> EXERCISE DIRECTIONS: Gather all lines containing the string "JSON" and copy them out.

(Rows from a figure dataset)
==========

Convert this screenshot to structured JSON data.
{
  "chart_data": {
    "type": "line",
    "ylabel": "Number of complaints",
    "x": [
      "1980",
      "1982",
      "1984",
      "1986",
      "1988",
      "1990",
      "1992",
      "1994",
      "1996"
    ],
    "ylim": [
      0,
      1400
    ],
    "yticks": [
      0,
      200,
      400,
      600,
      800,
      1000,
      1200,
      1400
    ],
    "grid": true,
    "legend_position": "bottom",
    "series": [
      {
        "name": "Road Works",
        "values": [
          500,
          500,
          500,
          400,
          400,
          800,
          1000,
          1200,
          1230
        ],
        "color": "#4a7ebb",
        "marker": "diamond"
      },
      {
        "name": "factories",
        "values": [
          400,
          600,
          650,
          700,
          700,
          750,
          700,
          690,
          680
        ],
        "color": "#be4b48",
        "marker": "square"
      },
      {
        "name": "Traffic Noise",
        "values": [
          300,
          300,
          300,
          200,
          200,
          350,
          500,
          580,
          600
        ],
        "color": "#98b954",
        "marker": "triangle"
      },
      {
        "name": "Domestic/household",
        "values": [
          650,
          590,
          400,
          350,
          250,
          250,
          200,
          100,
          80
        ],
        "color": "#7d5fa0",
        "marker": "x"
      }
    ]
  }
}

==========

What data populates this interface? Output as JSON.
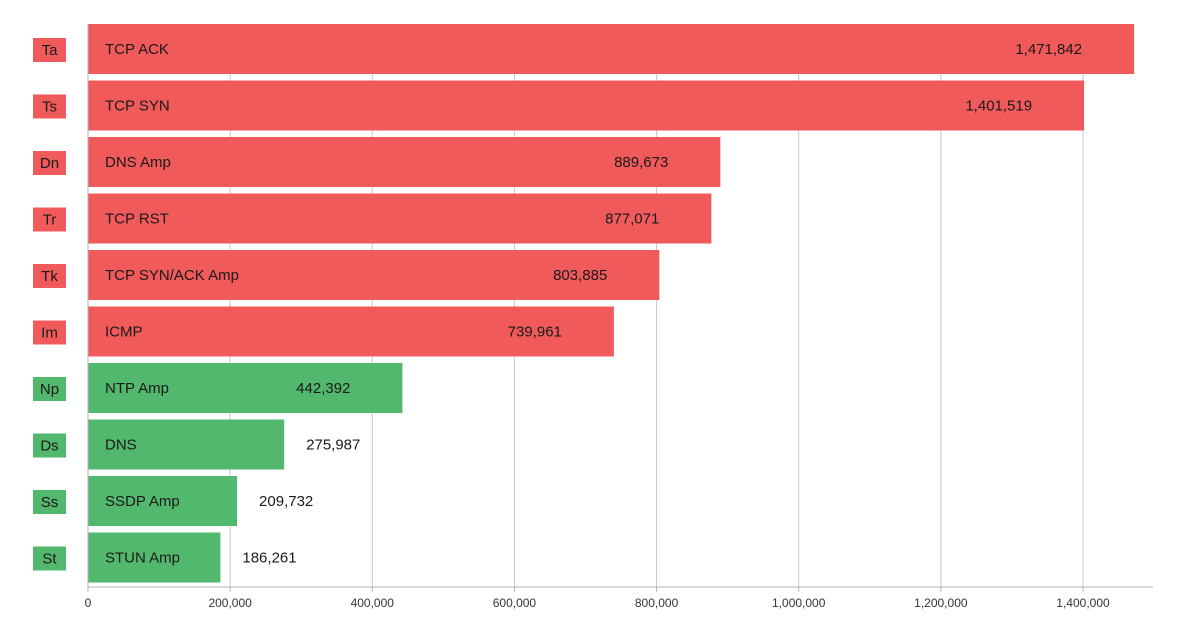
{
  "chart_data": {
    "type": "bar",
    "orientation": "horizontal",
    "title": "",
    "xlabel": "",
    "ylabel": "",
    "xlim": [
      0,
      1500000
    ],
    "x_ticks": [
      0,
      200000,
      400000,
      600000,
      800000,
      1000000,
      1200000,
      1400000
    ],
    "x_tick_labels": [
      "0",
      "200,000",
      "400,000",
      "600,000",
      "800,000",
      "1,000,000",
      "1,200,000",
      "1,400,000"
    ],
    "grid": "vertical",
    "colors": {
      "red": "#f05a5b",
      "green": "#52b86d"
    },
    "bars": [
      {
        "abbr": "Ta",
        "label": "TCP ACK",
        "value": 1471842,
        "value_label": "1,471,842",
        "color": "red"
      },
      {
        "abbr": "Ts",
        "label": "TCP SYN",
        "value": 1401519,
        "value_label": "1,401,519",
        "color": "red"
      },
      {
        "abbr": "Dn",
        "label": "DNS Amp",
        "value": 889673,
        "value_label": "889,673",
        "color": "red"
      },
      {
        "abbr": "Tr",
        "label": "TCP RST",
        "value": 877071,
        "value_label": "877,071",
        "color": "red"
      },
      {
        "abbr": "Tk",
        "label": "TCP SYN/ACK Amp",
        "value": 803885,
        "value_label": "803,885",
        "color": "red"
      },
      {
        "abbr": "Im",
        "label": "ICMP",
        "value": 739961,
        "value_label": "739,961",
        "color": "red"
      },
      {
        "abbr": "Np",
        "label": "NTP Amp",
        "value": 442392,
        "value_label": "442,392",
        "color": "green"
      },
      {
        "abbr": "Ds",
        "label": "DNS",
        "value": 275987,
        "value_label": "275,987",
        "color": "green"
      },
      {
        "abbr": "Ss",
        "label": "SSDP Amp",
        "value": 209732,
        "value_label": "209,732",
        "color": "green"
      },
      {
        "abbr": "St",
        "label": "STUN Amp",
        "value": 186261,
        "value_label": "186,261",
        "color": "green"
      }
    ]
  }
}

==========

> EXERCISE RESPONSE:
Convert this screenshot to structured JSON data.
What data populates this interface? Output as JSON.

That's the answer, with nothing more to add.